Extracted records:
****

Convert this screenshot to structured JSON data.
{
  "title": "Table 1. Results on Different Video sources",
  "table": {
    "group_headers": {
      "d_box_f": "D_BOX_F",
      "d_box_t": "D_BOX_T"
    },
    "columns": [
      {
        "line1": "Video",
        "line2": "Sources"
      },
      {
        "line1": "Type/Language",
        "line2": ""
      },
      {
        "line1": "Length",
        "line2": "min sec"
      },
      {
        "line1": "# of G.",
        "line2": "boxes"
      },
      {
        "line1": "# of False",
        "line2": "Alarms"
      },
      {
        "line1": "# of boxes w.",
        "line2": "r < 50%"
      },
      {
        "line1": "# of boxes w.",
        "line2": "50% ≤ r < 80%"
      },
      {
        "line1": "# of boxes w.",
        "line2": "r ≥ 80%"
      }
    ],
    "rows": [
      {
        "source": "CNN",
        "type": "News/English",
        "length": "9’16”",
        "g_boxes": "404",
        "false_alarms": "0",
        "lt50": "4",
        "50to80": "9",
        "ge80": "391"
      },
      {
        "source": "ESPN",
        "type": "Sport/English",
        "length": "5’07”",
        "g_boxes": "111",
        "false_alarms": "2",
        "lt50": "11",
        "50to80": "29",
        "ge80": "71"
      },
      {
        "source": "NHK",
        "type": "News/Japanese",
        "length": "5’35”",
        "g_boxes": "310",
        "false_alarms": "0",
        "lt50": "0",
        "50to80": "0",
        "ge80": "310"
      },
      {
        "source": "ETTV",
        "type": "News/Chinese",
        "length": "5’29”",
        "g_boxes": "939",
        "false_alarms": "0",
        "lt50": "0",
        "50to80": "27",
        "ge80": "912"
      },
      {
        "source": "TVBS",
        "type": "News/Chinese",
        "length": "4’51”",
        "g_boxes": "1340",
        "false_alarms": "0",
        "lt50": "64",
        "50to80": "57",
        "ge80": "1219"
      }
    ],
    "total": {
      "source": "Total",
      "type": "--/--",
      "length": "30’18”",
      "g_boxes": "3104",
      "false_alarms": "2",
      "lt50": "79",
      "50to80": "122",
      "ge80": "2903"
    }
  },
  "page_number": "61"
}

****

_Set exercise:_
Only the number is wanted: how many lines in the entries above contain the word "News"?

_Problem solution:_
4